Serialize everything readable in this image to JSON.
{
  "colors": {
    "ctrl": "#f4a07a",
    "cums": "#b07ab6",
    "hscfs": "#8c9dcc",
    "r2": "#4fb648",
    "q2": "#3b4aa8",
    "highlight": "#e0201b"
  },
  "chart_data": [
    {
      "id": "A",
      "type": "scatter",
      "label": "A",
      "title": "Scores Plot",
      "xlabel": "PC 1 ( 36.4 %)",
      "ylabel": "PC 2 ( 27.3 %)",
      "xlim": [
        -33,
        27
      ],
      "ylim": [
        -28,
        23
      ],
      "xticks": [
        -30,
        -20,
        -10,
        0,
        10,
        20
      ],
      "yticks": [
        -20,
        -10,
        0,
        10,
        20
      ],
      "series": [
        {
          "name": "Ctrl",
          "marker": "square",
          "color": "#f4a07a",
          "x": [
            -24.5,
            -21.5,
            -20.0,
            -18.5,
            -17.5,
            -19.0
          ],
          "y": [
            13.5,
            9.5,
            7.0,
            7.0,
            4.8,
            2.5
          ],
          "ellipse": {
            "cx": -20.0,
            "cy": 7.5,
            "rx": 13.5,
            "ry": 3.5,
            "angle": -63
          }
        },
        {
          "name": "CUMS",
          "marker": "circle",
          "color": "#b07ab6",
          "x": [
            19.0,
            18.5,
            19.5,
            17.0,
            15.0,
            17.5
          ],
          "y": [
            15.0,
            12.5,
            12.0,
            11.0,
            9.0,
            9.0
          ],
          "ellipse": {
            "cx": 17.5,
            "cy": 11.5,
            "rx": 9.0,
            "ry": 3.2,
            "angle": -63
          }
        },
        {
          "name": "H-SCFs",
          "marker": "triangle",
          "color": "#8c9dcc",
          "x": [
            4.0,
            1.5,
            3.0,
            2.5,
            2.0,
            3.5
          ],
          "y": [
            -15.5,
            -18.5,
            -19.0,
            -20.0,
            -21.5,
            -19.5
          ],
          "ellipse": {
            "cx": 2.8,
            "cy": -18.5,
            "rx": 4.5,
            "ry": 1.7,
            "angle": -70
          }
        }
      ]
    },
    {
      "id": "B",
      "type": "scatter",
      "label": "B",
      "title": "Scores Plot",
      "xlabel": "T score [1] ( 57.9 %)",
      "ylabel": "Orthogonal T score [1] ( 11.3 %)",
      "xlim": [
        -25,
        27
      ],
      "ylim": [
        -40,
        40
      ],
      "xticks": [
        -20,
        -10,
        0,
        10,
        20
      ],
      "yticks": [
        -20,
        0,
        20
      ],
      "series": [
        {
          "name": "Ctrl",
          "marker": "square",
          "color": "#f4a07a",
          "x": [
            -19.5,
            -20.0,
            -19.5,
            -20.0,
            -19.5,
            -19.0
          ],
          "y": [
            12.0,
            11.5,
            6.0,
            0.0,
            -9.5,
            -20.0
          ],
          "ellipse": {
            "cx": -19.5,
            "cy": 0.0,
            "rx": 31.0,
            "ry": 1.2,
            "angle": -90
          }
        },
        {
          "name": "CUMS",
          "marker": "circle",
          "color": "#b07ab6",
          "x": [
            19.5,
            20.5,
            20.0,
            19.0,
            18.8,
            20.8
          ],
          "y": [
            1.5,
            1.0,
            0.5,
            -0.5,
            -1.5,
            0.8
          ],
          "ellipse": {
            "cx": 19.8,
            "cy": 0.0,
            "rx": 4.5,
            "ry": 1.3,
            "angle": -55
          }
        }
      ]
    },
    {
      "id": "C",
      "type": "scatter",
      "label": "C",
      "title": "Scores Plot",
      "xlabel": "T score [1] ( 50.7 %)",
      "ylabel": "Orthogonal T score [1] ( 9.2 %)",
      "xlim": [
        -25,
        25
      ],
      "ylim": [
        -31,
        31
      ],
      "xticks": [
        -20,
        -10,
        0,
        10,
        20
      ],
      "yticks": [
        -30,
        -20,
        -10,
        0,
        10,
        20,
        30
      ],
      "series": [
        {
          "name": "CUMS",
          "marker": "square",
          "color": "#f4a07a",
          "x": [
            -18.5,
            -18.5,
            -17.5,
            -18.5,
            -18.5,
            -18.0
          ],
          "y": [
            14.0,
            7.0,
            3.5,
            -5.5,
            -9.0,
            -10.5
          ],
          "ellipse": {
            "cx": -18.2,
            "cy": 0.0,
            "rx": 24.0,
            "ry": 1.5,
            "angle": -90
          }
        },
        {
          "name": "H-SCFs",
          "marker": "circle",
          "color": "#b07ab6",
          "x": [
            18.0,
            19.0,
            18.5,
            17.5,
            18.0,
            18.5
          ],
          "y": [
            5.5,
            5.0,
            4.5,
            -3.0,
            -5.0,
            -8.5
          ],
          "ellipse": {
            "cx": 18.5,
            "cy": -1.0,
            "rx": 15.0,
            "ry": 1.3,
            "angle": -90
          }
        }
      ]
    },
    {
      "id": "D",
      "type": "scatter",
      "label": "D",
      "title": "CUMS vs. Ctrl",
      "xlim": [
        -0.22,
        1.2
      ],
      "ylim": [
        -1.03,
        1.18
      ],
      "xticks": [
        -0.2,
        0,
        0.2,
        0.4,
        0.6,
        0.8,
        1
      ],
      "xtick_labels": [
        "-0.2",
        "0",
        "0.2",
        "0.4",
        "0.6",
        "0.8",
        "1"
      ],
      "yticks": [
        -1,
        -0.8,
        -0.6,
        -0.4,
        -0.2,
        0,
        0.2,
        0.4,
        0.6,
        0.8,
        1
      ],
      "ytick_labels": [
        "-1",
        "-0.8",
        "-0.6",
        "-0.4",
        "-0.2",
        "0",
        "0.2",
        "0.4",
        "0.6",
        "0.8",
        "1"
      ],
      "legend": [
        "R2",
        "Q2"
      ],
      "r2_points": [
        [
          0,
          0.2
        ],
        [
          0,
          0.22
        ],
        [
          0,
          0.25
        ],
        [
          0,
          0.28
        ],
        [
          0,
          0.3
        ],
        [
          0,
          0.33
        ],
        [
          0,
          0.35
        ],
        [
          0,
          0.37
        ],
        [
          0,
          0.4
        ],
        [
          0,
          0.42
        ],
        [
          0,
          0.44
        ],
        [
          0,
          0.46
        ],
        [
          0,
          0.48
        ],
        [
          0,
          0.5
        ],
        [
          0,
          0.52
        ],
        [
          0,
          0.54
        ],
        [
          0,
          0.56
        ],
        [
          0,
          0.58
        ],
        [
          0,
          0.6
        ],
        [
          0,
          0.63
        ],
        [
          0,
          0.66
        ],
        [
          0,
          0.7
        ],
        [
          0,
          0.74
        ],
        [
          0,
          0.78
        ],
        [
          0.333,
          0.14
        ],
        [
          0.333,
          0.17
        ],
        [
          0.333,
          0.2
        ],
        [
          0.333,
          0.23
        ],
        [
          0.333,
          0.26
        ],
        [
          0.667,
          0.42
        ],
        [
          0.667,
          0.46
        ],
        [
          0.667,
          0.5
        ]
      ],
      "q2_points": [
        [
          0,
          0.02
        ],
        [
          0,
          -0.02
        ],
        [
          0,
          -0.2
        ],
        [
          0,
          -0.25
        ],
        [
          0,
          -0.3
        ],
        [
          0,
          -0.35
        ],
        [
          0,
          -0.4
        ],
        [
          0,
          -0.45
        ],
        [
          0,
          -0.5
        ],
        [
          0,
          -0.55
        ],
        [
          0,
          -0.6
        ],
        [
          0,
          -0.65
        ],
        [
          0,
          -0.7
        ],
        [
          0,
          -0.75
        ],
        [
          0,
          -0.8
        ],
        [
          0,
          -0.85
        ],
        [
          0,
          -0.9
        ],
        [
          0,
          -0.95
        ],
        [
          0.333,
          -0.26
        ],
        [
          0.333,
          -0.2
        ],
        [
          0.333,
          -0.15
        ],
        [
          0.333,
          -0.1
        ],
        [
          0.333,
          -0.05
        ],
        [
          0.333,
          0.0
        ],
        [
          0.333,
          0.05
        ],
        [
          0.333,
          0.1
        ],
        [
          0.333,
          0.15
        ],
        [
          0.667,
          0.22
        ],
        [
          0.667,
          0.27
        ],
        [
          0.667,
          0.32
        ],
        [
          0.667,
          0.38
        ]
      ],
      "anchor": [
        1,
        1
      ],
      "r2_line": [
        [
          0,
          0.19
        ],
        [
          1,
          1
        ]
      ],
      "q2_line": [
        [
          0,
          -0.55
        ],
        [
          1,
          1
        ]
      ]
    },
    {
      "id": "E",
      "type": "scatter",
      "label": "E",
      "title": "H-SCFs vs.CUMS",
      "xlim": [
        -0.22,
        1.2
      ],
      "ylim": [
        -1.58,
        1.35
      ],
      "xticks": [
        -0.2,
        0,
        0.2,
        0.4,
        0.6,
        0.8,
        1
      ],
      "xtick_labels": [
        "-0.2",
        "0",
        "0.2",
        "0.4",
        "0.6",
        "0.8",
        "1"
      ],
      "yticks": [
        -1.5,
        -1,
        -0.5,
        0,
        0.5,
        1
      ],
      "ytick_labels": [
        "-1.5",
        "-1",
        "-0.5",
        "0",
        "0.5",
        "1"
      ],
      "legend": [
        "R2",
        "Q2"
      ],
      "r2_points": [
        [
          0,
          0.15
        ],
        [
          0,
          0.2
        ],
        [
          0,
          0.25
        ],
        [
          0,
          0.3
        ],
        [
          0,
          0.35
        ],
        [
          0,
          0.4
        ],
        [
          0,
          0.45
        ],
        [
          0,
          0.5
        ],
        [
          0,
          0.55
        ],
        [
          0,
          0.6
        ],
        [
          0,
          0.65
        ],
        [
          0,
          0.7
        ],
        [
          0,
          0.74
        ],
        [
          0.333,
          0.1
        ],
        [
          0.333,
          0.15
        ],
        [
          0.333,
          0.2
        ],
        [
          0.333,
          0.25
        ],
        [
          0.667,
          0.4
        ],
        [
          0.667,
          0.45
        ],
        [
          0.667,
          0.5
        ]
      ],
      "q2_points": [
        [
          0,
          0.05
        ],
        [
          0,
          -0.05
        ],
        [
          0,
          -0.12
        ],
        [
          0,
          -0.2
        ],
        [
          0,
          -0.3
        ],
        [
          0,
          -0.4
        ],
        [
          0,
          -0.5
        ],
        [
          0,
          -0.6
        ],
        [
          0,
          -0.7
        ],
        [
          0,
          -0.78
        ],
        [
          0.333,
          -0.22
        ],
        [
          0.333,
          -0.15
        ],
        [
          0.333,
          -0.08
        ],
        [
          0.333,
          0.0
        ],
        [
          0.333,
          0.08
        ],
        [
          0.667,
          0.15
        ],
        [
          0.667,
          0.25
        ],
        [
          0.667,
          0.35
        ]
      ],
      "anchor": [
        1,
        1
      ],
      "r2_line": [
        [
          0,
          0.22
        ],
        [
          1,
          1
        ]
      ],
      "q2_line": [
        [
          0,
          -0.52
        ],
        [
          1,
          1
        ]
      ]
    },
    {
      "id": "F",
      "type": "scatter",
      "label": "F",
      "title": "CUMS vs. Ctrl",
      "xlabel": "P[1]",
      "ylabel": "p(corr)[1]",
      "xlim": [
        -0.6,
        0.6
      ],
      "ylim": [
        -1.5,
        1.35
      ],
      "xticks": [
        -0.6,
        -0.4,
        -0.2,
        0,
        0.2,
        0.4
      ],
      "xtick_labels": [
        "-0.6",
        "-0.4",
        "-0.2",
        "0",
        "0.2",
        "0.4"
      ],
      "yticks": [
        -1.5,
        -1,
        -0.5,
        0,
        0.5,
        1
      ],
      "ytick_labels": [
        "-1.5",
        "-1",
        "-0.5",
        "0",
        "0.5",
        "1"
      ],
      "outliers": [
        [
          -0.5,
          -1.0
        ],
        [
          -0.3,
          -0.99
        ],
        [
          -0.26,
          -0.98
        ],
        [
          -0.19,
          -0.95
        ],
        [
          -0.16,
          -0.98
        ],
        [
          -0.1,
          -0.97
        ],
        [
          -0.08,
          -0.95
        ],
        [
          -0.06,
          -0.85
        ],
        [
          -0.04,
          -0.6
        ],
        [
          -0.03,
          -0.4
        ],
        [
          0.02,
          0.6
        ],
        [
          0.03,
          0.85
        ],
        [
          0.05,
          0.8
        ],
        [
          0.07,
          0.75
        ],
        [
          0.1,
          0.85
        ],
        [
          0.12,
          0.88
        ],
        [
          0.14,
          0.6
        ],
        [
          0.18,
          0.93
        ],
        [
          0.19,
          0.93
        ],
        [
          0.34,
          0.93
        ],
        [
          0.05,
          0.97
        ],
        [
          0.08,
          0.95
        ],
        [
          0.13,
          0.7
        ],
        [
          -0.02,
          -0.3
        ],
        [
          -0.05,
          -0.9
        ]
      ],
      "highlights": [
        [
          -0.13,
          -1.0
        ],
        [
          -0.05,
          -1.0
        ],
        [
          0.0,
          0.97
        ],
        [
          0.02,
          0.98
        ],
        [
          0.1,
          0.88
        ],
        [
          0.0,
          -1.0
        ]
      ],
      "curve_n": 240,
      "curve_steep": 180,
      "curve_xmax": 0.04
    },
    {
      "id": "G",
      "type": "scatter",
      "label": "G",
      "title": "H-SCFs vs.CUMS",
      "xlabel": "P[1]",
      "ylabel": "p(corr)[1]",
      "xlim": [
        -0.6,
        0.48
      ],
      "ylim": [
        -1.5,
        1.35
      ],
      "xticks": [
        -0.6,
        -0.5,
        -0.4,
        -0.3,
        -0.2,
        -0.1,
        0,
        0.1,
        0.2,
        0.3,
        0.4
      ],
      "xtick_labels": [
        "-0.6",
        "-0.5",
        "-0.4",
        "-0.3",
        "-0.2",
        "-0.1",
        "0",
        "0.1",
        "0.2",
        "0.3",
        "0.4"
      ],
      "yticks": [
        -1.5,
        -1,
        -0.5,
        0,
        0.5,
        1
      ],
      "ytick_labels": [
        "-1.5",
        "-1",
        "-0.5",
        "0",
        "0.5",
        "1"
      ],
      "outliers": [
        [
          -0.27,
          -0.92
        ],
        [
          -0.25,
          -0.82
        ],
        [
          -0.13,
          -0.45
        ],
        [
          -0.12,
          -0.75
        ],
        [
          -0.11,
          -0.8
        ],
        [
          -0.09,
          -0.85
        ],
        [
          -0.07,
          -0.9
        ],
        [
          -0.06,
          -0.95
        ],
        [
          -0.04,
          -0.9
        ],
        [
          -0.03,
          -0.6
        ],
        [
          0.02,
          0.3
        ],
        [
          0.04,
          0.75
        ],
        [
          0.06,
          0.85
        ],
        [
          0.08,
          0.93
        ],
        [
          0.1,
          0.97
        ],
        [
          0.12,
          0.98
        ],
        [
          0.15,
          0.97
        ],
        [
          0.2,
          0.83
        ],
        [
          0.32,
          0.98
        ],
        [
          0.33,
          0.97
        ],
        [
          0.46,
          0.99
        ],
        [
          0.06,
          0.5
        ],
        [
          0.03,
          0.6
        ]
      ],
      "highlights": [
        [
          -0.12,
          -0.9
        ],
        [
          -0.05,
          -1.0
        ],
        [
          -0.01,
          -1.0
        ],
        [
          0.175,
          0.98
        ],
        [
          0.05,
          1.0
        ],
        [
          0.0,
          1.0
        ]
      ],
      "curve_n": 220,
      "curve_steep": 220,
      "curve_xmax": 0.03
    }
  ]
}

****

### What to work on
Give nothing but the count of lines in the listing above that hold the string "xlabel".

### Result of the task
5